● TASK TO CARRY OUT
Repeat the listing in full, exactly as it stands.

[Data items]
◇ ◇ ◇
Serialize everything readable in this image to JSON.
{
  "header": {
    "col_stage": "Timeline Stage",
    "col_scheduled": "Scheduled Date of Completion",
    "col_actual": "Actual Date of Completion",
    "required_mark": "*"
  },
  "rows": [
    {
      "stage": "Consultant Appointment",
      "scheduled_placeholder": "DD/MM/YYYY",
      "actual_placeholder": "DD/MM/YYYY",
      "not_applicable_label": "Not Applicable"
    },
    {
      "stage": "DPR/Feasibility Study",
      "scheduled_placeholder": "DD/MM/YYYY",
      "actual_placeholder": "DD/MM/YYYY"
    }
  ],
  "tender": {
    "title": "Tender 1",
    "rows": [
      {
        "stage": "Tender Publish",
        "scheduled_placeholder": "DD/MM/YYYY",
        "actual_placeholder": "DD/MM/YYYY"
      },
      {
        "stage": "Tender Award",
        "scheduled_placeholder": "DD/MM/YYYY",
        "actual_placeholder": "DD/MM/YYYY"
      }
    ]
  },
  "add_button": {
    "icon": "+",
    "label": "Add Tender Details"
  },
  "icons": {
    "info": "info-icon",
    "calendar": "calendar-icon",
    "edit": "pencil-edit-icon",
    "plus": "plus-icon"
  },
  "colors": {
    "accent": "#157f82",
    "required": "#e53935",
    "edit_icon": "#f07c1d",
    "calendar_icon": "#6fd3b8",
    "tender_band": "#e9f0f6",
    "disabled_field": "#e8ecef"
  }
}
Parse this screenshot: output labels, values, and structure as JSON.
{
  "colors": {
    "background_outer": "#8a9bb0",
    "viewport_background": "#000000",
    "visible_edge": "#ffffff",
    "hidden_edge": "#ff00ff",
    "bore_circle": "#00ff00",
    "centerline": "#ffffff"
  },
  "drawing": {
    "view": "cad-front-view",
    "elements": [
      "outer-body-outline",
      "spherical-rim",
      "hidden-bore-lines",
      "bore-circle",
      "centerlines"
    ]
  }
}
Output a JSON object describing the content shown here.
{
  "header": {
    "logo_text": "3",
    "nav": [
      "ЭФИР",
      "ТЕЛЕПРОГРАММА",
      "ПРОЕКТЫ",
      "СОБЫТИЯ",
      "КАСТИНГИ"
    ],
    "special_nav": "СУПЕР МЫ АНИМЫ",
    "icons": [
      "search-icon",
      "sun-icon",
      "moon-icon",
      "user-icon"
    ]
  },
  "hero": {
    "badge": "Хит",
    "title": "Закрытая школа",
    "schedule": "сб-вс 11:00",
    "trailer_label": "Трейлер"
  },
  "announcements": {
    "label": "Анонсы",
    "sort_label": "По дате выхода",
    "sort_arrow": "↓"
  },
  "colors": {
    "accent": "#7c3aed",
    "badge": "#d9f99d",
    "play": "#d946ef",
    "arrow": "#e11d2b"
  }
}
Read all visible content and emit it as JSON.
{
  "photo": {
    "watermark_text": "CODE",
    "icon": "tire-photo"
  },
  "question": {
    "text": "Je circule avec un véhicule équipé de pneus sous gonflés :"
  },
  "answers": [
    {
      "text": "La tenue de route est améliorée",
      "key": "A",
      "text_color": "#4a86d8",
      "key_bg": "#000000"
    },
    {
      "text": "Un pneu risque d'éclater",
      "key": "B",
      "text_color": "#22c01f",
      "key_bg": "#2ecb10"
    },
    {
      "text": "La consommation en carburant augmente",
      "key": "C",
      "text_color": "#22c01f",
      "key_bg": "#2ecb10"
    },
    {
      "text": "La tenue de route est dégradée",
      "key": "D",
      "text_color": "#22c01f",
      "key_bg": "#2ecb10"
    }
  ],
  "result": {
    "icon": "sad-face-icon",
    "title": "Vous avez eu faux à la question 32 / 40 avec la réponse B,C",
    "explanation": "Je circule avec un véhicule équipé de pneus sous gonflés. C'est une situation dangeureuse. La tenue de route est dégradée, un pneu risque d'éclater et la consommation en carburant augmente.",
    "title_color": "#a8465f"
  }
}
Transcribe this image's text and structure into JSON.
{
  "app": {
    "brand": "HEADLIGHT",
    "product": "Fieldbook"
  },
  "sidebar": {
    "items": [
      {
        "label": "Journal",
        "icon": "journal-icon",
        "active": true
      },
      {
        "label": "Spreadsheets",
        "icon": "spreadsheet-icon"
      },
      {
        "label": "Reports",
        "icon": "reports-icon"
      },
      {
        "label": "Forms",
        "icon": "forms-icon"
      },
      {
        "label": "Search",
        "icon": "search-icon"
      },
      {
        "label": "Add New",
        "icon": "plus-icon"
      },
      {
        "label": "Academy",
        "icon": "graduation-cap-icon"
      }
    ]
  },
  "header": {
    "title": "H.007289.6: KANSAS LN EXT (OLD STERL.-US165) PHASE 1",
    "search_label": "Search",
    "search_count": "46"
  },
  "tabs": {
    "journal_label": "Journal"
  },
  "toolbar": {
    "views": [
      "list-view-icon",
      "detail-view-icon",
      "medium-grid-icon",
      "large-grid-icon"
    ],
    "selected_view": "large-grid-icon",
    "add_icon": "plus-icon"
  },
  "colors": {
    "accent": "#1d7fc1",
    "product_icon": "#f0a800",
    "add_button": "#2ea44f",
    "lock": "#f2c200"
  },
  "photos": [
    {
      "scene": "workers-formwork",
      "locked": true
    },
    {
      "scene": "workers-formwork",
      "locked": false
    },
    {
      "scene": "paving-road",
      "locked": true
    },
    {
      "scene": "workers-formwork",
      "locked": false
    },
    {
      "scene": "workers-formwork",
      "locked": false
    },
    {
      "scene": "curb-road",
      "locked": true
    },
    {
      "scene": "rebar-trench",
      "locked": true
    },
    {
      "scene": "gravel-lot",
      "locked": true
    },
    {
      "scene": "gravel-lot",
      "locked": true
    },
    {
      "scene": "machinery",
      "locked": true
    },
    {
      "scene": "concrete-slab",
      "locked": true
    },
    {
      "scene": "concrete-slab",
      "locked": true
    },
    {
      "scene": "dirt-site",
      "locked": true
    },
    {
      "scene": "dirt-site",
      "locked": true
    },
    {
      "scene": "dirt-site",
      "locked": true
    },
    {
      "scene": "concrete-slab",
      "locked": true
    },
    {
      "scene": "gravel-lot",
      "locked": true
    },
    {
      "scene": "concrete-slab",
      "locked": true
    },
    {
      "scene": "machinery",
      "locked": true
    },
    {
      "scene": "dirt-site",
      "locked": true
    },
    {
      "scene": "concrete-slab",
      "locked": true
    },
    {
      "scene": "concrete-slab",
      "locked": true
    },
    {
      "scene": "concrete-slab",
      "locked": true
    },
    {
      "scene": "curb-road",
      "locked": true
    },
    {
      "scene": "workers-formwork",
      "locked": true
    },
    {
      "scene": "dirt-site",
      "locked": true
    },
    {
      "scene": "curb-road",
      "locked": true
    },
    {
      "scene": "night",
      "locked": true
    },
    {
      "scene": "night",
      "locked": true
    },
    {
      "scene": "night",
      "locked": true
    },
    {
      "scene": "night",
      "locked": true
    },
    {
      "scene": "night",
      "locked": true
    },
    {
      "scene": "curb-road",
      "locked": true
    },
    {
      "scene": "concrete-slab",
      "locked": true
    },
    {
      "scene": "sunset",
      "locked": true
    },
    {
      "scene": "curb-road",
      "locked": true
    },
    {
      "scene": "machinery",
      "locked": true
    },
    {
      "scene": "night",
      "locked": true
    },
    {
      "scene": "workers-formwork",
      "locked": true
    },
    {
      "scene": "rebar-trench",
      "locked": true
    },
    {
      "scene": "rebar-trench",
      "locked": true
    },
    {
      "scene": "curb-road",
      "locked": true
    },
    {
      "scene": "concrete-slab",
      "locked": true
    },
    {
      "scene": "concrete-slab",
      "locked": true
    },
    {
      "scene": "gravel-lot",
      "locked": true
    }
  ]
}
◇ ◇ ◇
● ANSWER TO THE EXERCISE
Serialize everything readable in this image to JSON.
{
  "header": {
    "col_stage": "Timeline Stage",
    "col_scheduled": "Scheduled Date of Completion",
    "col_actual": "Actual Date of Completion",
    "required_mark": "*"
  },
  "rows": [
    {
      "stage": "Consultant Appointment",
      "scheduled_placeholder": "DD/MM/YYYY",
      "actual_placeholder": "DD/MM/YYYY",
      "not_applicable_label": "Not Applicable"
    },
    {
      "stage": "DPR/Feasibility Study",
      "scheduled_placeholder": "DD/MM/YYYY",
      "actual_placeholder": "DD/MM/YYYY"
    }
  ],
  "tender": {
    "title": "Tender 1",
    "rows": [
      {
        "stage": "Tender Publish",
        "scheduled_placeholder": "DD/MM/YYYY",
        "actual_placeholder": "DD/MM/YYYY"
      },
      {
        "stage": "Tender Award",
        "scheduled_placeholder": "DD/MM/YYYY",
        "actual_placeholder": "DD/MM/YYYY"
      }
    ]
  },
  "add_button": {
    "icon": "+",
    "label": "Add Tender Details"
  },
  "icons": {
    "info": "info-icon",
    "calendar": "calendar-icon",
    "edit": "pencil-edit-icon",
    "plus": "plus-icon"
  },
  "colors": {
    "accent": "#157f82",
    "required": "#e53935",
    "edit_icon": "#f07c1d",
    "calendar_icon": "#6fd3b8",
    "tender_band": "#e9f0f6",
    "disabled_field": "#e8ecef"
  }
}
Parse this screenshot: output labels, values, and structure as JSON.
{
  "colors": {
    "background_outer": "#8a9bb0",
    "viewport_background": "#000000",
    "visible_edge": "#ffffff",
    "hidden_edge": "#ff00ff",
    "bore_circle": "#00ff00",
    "centerline": "#ffffff"
  },
  "drawing": {
    "view": "cad-front-view",
    "elements": [
      "outer-body-outline",
      "spherical-rim",
      "hidden-bore-lines",
      "bore-circle",
      "centerlines"
    ]
  }
}
Output a JSON object describing the content shown here.
{
  "header": {
    "logo_text": "3",
    "nav": [
      "ЭФИР",
      "ТЕЛЕПРОГРАММА",
      "ПРОЕКТЫ",
      "СОБЫТИЯ",
      "КАСТИНГИ"
    ],
    "special_nav": "СУПЕР МЫ АНИМЫ",
    "icons": [
      "search-icon",
      "sun-icon",
      "moon-icon",
      "user-icon"
    ]
  },
  "hero": {
    "badge": "Хит",
    "title": "Закрытая школа",
    "schedule": "сб-вс 11:00",
    "trailer_label": "Трейлер"
  },
  "announcements": {
    "label": "Анонсы",
    "sort_label": "По дате выхода",
    "sort_arrow": "↓"
  },
  "colors": {
    "accent": "#7c3aed",
    "badge": "#d9f99d",
    "play": "#d946ef",
    "arrow": "#e11d2b"
  }
}
Read all visible content and emit it as JSON.
{
  "photo": {
    "watermark_text": "CODE",
    "icon": "tire-photo"
  },
  "question": {
    "text": "Je circule avec un véhicule équipé de pneus sous gonflés :"
  },
  "answers": [
    {
      "text": "La tenue de route est améliorée",
      "key": "A",
      "text_color": "#4a86d8",
      "key_bg": "#000000"
    },
    {
      "text": "Un pneu risque d'éclater",
      "key": "B",
      "text_color": "#22c01f",
      "key_bg": "#2ecb10"
    },
    {
      "text": "La consommation en carburant augmente",
      "key": "C",
      "text_color": "#22c01f",
      "key_bg": "#2ecb10"
    },
    {
      "text": "La tenue de route est dégradée",
      "key": "D",
      "text_color": "#22c01f",
      "key_bg": "#2ecb10"
    }
  ],
  "result": {
    "icon": "sad-face-icon",
    "title": "Vous avez eu faux à la question 32 / 40 avec la réponse B,C",
    "explanation": "Je circule avec un véhicule équipé de pneus sous gonflés. C'est une situation dangeureuse. La tenue de route est dégradée, un pneu risque d'éclater et la consommation en carburant augmente.",
    "title_color": "#a8465f"
  }
}
Transcribe this image's text and structure into JSON.
{
  "app": {
    "brand": "HEADLIGHT",
    "product": "Fieldbook"
  },
  "sidebar": {
    "items": [
      {
        "label": "Journal",
        "icon": "journal-icon",
        "active": true
      },
      {
        "label": "Spreadsheets",
        "icon": "spreadsheet-icon"
      },
      {
        "label": "Reports",
        "icon": "reports-icon"
      },
      {
        "label": "Forms",
        "icon": "forms-icon"
      },
      {
        "label": "Search",
        "icon": "search-icon"
      },
      {
        "label": "Add New",
        "icon": "plus-icon"
      },
      {
        "label": "Academy",
        "icon": "graduation-cap-icon"
      }
    ]
  },
  "header": {
    "title": "H.007289.6: KANSAS LN EXT (OLD STERL.-US165) PHASE 1",
    "search_label": "Search",
    "search_count": "46"
  },
  "tabs": {
    "journal_label": "Journal"
  },
  "toolbar": {
    "views": [
      "list-view-icon",
      "detail-view-icon",
      "medium-grid-icon",
      "large-grid-icon"
    ],
    "selected_view": "large-grid-icon",
    "add_icon": "plus-icon"
  },
  "colors": {
    "accent": "#1d7fc1",
    "product_icon": "#f0a800",
    "add_button": "#2ea44f",
    "lock": "#f2c200"
  },
  "photos": [
    {
      "scene": "workers-formwork",
      "locked": true
    },
    {
      "scene": "workers-formwork",
      "locked": false
    },
    {
      "scene": "paving-road",
      "locked": true
    },
    {
      "scene": "workers-formwork",
      "locked": false
    },
    {
      "scene": "workers-formwork",
      "locked": false
    },
    {
      "scene": "curb-road",
      "locked": true
    },
    {
      "scene": "rebar-trench",
      "locked": true
    },
    {
      "scene": "gravel-lot",
      "locked": true
    },
    {
      "scene": "gravel-lot",
      "locked": true
    },
    {
      "scene": "machinery",
      "locked": true
    },
    {
      "scene": "concrete-slab",
      "locked": true
    },
    {
      "scene": "concrete-slab",
      "locked": true
    },
    {
      "scene": "dirt-site",
      "locked": true
    },
    {
      "scene": "dirt-site",
      "locked": true
    },
    {
      "scene": "dirt-site",
      "locked": true
    },
    {
      "scene": "concrete-slab",
      "locked": true
    },
    {
      "scene": "gravel-lot",
      "locked": true
    },
    {
      "scene": "concrete-slab",
      "locked": true
    },
    {
      "scene": "machinery",
      "locked": true
    },
    {
      "scene": "dirt-site",
      "locked": true
    },
    {
      "scene": "concrete-slab",
      "locked": true
    },
    {
      "scene": "concrete-slab",
      "locked": true
    },
    {
      "scene": "concrete-slab",
      "locked": true
    },
    {
      "scene": "curb-road",
      "locked": true
    },
    {
      "scene": "workers-formwork",
      "locked": true
    },
    {
      "scene": "dirt-site",
      "locked": true
    },
    {
      "scene": "curb-road",
      "locked": true
    },
    {
      "scene": "night",
      "locked": true
    },
    {
      "scene": "night",
      "locked": true
    },
    {
      "scene": "night",
      "locked": true
    },
    {
      "scene": "night",
      "locked": true
    },
    {
      "scene": "night",
      "locked": true
    },
    {
      "scene": "curb-road",
      "locked": true
    },
    {
      "scene": "concrete-slab",
      "locked": true
    },
    {
      "scene": "sunset",
      "locked": true
    },
    {
      "scene": "curb-road",
      "locked": true
    },
    {
      "scene": "machinery",
      "locked": true
    },
    {
      "scene": "night",
      "locked": true
    },
    {
      "scene": "workers-formwork",
      "locked": true
    },
    {
      "scene": "rebar-trench",
      "locked": true
    },
    {
      "scene": "rebar-trench",
      "locked": true
    },
    {
      "scene": "curb-road",
      "locked": true
    },
    {
      "scene": "concrete-slab",
      "locked": true
    },
    {
      "scene": "concrete-slab",
      "locked": true
    },
    {
      "scene": "gravel-lot",
      "locked": true
    }
  ]
}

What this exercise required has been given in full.